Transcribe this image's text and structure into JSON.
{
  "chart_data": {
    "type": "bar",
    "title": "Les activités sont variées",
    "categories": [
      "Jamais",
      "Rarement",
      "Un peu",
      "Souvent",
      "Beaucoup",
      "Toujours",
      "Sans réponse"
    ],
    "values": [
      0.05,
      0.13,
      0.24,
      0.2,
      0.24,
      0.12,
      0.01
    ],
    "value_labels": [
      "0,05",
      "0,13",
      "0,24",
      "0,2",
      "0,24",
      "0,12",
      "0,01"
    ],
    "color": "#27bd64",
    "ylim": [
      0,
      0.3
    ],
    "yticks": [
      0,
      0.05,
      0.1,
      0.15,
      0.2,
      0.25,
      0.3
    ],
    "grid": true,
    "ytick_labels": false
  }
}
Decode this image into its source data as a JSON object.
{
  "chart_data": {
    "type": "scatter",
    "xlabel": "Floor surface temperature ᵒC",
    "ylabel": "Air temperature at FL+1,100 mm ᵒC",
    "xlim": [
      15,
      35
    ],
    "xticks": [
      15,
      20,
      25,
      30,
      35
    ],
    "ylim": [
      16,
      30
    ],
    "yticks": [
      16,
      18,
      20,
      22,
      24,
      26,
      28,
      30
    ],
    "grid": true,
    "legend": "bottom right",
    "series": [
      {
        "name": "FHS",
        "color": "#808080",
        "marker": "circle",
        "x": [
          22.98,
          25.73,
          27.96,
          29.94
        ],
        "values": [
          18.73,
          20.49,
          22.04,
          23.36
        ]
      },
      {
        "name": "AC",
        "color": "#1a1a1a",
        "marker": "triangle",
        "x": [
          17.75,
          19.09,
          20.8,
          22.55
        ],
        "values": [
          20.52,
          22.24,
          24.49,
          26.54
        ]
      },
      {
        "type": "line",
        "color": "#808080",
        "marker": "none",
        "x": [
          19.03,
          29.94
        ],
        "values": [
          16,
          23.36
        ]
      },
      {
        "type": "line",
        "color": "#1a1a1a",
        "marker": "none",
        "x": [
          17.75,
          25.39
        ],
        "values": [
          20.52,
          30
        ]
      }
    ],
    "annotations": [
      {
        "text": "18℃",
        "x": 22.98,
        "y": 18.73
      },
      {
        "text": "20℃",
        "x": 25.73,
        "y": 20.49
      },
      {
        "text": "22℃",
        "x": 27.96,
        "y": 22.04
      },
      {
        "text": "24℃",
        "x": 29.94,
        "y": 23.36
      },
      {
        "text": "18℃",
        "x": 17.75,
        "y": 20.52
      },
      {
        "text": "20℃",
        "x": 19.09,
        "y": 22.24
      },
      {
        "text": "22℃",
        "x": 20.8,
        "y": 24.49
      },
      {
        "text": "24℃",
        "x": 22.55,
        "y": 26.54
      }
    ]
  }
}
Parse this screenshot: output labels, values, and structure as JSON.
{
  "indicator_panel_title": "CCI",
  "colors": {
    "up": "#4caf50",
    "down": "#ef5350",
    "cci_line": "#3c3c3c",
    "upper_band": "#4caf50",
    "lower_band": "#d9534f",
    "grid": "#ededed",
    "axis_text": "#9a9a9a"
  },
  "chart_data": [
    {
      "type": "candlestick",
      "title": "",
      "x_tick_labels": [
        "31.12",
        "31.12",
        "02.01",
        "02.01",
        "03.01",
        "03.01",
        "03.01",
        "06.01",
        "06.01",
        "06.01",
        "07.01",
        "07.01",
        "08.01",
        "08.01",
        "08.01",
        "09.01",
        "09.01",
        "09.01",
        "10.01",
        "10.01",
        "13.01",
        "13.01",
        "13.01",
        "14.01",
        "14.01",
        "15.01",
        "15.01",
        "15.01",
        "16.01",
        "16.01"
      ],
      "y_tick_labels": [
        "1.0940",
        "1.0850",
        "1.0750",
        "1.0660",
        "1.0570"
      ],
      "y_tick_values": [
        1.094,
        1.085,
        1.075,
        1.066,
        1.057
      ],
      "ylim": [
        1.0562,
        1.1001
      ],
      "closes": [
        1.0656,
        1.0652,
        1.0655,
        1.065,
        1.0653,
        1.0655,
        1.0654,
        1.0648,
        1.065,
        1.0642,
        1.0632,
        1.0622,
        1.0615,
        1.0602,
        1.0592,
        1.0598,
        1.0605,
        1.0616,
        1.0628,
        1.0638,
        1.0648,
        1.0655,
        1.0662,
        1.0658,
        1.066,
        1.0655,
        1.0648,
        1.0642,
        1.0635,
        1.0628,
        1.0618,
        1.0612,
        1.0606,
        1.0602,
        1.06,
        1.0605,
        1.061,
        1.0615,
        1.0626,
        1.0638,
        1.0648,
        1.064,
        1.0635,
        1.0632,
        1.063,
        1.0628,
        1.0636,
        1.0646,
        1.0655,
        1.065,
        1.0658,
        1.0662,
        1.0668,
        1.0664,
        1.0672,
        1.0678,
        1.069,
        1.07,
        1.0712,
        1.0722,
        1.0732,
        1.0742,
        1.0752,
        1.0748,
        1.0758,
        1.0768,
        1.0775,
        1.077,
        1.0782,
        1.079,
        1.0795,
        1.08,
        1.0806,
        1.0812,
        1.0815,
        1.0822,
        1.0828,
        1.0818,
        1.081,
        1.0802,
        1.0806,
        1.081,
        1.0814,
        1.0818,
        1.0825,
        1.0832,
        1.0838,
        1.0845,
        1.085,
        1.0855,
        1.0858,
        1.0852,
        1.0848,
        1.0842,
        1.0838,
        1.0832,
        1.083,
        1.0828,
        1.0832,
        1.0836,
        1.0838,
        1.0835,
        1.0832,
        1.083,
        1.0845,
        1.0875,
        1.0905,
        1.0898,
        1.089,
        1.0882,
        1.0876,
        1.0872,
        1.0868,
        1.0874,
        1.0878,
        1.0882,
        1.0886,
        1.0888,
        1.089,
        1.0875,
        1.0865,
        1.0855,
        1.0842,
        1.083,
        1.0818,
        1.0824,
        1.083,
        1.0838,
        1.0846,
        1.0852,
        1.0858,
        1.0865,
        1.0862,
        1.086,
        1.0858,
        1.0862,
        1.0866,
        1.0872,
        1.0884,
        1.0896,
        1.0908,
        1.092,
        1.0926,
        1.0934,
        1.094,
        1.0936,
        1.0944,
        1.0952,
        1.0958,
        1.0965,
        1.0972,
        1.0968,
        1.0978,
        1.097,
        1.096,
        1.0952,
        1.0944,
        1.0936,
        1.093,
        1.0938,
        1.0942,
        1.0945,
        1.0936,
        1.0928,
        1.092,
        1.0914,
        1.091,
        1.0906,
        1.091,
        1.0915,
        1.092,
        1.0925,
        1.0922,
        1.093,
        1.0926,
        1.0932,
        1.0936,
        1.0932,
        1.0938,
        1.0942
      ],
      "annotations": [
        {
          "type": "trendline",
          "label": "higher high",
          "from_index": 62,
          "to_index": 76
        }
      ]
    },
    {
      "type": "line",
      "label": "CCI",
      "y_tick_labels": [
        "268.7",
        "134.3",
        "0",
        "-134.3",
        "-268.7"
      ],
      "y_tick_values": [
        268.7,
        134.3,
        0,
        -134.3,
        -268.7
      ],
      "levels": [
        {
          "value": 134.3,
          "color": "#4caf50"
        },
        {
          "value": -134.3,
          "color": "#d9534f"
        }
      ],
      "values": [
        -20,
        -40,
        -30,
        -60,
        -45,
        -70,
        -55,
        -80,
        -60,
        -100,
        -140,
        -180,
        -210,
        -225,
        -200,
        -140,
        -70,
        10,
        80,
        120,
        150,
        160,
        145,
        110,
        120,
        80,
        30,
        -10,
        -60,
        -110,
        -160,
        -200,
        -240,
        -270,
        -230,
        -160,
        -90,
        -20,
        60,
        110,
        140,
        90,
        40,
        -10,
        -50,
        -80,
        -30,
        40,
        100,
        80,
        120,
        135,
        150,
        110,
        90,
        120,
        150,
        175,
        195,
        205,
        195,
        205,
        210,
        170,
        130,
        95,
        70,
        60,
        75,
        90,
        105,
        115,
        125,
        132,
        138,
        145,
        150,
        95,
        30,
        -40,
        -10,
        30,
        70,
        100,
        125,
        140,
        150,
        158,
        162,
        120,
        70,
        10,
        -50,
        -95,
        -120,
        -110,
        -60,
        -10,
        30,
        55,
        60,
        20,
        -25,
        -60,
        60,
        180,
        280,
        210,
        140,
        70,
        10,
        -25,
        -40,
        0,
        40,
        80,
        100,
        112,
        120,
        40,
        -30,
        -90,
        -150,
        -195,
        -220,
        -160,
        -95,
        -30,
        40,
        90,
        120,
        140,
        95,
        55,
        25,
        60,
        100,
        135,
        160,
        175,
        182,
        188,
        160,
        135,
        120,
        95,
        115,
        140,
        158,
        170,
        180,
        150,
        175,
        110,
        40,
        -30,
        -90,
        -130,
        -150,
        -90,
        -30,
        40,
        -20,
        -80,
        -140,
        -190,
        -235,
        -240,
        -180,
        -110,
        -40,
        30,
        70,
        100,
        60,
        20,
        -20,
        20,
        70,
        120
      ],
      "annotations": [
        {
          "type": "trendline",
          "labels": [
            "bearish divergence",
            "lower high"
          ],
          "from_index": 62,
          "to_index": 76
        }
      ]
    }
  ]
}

• • • • •

REQUIREMENT
Copy all lines from the material that contain "image".

SOLUTION TO THIS EXERCISE
Transcribe this image's text and structure into JSON.
Decode this image into its source data as a JSON object.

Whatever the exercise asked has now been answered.